#### REQUEST
Every line below is to be quoted exactly, with nothing added or dropped.

[Recorded data]
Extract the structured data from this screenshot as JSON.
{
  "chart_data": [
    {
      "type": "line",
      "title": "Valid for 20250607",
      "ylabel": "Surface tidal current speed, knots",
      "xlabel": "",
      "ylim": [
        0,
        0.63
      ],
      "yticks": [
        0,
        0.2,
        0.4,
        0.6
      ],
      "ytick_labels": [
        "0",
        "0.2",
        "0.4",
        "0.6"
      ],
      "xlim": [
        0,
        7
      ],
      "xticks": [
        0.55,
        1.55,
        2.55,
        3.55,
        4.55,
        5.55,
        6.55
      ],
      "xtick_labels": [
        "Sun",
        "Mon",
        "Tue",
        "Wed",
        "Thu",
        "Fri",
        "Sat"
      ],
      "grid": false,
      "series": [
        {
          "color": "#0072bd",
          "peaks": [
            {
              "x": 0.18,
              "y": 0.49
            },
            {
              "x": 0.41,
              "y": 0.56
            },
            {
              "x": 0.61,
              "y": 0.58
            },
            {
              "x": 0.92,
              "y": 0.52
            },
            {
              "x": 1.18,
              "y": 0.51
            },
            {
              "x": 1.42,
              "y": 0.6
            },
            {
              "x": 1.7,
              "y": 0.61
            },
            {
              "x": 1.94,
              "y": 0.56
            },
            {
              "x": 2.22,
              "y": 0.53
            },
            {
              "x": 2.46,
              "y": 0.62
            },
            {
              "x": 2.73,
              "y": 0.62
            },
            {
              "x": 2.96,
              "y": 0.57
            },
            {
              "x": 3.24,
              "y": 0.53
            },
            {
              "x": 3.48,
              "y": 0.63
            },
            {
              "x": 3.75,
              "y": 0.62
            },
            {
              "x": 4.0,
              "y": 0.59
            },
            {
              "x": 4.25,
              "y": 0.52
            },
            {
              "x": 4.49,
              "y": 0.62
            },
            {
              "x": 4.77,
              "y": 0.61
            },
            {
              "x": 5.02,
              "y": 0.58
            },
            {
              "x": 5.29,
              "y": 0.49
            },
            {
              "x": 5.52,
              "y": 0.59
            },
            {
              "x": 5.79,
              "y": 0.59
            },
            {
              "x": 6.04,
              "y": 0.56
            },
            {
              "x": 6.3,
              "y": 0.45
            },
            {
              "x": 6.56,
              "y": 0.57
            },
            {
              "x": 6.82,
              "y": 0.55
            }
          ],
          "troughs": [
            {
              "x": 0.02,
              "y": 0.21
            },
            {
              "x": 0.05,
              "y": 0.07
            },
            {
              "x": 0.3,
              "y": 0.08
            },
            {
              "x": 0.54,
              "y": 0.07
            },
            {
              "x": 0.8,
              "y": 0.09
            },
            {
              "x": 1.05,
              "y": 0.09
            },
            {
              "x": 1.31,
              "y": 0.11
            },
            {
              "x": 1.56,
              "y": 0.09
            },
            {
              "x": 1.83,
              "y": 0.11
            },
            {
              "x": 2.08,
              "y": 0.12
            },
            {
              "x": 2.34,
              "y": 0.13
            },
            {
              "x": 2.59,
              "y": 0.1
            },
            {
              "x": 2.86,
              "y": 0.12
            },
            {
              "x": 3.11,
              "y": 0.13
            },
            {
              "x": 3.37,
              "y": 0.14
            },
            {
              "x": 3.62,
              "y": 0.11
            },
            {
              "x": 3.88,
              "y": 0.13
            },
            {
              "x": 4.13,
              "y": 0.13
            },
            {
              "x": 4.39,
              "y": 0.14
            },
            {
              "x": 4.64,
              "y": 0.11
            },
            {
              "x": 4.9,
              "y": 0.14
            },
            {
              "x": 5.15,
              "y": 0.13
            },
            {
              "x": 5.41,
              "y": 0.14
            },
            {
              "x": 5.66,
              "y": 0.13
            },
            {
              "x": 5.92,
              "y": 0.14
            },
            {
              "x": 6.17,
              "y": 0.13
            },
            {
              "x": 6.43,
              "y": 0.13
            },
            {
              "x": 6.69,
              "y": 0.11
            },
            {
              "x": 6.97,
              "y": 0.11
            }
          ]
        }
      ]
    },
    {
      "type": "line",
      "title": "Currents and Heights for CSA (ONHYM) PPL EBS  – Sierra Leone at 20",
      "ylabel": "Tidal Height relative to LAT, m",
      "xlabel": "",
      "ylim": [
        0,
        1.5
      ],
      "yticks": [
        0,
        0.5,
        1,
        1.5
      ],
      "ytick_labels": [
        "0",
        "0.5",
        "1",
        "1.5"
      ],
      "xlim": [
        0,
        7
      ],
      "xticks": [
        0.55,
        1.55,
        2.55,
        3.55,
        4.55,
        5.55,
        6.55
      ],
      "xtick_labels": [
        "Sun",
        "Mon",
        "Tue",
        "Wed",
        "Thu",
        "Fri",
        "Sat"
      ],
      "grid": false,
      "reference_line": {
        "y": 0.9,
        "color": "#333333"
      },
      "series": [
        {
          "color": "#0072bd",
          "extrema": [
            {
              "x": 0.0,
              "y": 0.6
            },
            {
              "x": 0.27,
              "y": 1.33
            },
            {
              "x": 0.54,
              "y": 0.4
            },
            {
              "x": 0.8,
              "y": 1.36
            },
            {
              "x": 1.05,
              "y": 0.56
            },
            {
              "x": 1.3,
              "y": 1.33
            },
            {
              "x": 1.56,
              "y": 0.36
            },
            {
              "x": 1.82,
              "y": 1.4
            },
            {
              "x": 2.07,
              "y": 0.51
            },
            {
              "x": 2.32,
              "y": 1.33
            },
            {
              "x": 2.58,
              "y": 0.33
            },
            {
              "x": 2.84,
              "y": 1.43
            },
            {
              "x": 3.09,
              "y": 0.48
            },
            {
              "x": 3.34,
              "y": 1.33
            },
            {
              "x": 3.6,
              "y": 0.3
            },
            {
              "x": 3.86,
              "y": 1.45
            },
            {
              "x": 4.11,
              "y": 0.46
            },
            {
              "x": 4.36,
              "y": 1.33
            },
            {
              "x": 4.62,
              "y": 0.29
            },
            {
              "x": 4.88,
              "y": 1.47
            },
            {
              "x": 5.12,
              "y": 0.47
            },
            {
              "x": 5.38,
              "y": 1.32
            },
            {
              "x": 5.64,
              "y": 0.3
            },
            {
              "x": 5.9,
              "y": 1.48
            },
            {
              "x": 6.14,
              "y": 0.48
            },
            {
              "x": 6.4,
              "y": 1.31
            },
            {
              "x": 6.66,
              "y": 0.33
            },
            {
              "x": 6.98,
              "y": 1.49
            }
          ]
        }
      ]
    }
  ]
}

#### TASK ANSWER
Extract the structured data from this screenshot as JSON.
{
  "chart_data": [
    {
      "type": "line",
      "title": "Valid for 20250607",
      "ylabel": "Surface tidal current speed, knots",
      "xlabel": "",
      "ylim": [
        0,
        0.63
      ],
      "yticks": [
        0,
        0.2,
        0.4,
        0.6
      ],
      "ytick_labels": [
        "0",
        "0.2",
        "0.4",
        "0.6"
      ],
      "xlim": [
        0,
        7
      ],
      "xticks": [
        0.55,
        1.55,
        2.55,
        3.55,
        4.55,
        5.55,
        6.55
      ],
      "xtick_labels": [
        "Sun",
        "Mon",
        "Tue",
        "Wed",
        "Thu",
        "Fri",
        "Sat"
      ],
      "grid": false,
      "series": [
        {
          "color": "#0072bd",
          "peaks": [
            {
              "x": 0.18,
              "y": 0.49
            },
            {
              "x": 0.41,
              "y": 0.56
            },
            {
              "x": 0.61,
              "y": 0.58
            },
            {
              "x": 0.92,
              "y": 0.52
            },
            {
              "x": 1.18,
              "y": 0.51
            },
            {
              "x": 1.42,
              "y": 0.6
            },
            {
              "x": 1.7,
              "y": 0.61
            },
            {
              "x": 1.94,
              "y": 0.56
            },
            {
              "x": 2.22,
              "y": 0.53
            },
            {
              "x": 2.46,
              "y": 0.62
            },
            {
              "x": 2.73,
              "y": 0.62
            },
            {
              "x": 2.96,
              "y": 0.57
            },
            {
              "x": 3.24,
              "y": 0.53
            },
            {
              "x": 3.48,
              "y": 0.63
            },
            {
              "x": 3.75,
              "y": 0.62
            },
            {
              "x": 4.0,
              "y": 0.59
            },
            {
              "x": 4.25,
              "y": 0.52
            },
            {
              "x": 4.49,
              "y": 0.62
            },
            {
              "x": 4.77,
              "y": 0.61
            },
            {
              "x": 5.02,
              "y": 0.58
            },
            {
              "x": 5.29,
              "y": 0.49
            },
            {
              "x": 5.52,
              "y": 0.59
            },
            {
              "x": 5.79,
              "y": 0.59
            },
            {
              "x": 6.04,
              "y": 0.56
            },
            {
              "x": 6.3,
              "y": 0.45
            },
            {
              "x": 6.56,
              "y": 0.57
            },
            {
              "x": 6.82,
              "y": 0.55
            }
          ],
          "troughs": [
            {
              "x": 0.02,
              "y": 0.21
            },
            {
              "x": 0.05,
              "y": 0.07
            },
            {
              "x": 0.3,
              "y": 0.08
            },
            {
              "x": 0.54,
              "y": 0.07
            },
            {
              "x": 0.8,
              "y": 0.09
            },
            {
              "x": 1.05,
              "y": 0.09
            },
            {
              "x": 1.31,
              "y": 0.11
            },
            {
              "x": 1.56,
              "y": 0.09
            },
            {
              "x": 1.83,
              "y": 0.11
            },
            {
              "x": 2.08,
              "y": 0.12
            },
            {
              "x": 2.34,
              "y": 0.13
            },
            {
              "x": 2.59,
              "y": 0.1
            },
            {
              "x": 2.86,
              "y": 0.12
            },
            {
              "x": 3.11,
              "y": 0.13
            },
            {
              "x": 3.37,
              "y": 0.14
            },
            {
              "x": 3.62,
              "y": 0.11
            },
            {
              "x": 3.88,
              "y": 0.13
            },
            {
              "x": 4.13,
              "y": 0.13
            },
            {
              "x": 4.39,
              "y": 0.14
            },
            {
              "x": 4.64,
              "y": 0.11
            },
            {
              "x": 4.9,
              "y": 0.14
            },
            {
              "x": 5.15,
              "y": 0.13
            },
            {
              "x": 5.41,
              "y": 0.14
            },
            {
              "x": 5.66,
              "y": 0.13
            },
            {
              "x": 5.92,
              "y": 0.14
            },
            {
              "x": 6.17,
              "y": 0.13
            },
            {
              "x": 6.43,
              "y": 0.13
            },
            {
              "x": 6.69,
              "y": 0.11
            },
            {
              "x": 6.97,
              "y": 0.11
            }
          ]
        }
      ]
    },
    {
      "type": "line",
      "title": "Currents and Heights for CSA (ONHYM) PPL EBS  – Sierra Leone at 20",
      "ylabel": "Tidal Height relative to LAT, m",
      "xlabel": "",
      "ylim": [
        0,
        1.5
      ],
      "yticks": [
        0,
        0.5,
        1,
        1.5
      ],
      "ytick_labels": [
        "0",
        "0.5",
        "1",
        "1.5"
      ],
      "xlim": [
        0,
        7
      ],
      "xticks": [
        0.55,
        1.55,
        2.55,
        3.55,
        4.55,
        5.55,
        6.55
      ],
      "xtick_labels": [
        "Sun",
        "Mon",
        "Tue",
        "Wed",
        "Thu",
        "Fri",
        "Sat"
      ],
      "grid": false,
      "reference_line": {
        "y": 0.9,
        "color": "#333333"
      },
      "series": [
        {
          "color": "#0072bd",
          "extrema": [
            {
              "x": 0.0,
              "y": 0.6
            },
            {
              "x": 0.27,
              "y": 1.33
            },
            {
              "x": 0.54,
              "y": 0.4
            },
            {
              "x": 0.8,
              "y": 1.36
            },
            {
              "x": 1.05,
              "y": 0.56
            },
            {
              "x": 1.3,
              "y": 1.33
            },
            {
              "x": 1.56,
              "y": 0.36
            },
            {
              "x": 1.82,
              "y": 1.4
            },
            {
              "x": 2.07,
              "y": 0.51
            },
            {
              "x": 2.32,
              "y": 1.33
            },
            {
              "x": 2.58,
              "y": 0.33
            },
            {
              "x": 2.84,
              "y": 1.43
            },
            {
              "x": 3.09,
              "y": 0.48
            },
            {
              "x": 3.34,
              "y": 1.33
            },
            {
              "x": 3.6,
              "y": 0.3
            },
            {
              "x": 3.86,
              "y": 1.45
            },
            {
              "x": 4.11,
              "y": 0.46
            },
            {
              "x": 4.36,
              "y": 1.33
            },
            {
              "x": 4.62,
              "y": 0.29
            },
            {
              "x": 4.88,
              "y": 1.47
            },
            {
              "x": 5.12,
              "y": 0.47
            },
            {
              "x": 5.38,
              "y": 1.32
            },
            {
              "x": 5.64,
              "y": 0.3
            },
            {
              "x": 5.9,
              "y": 1.48
            },
            {
              "x": 6.14,
              "y": 0.48
            },
            {
              "x": 6.4,
              "y": 1.31
            },
            {
              "x": 6.66,
              "y": 0.33
            },
            {
              "x": 6.98,
              "y": 1.49
            }
          ]
        }
      ]
    }
  ]
}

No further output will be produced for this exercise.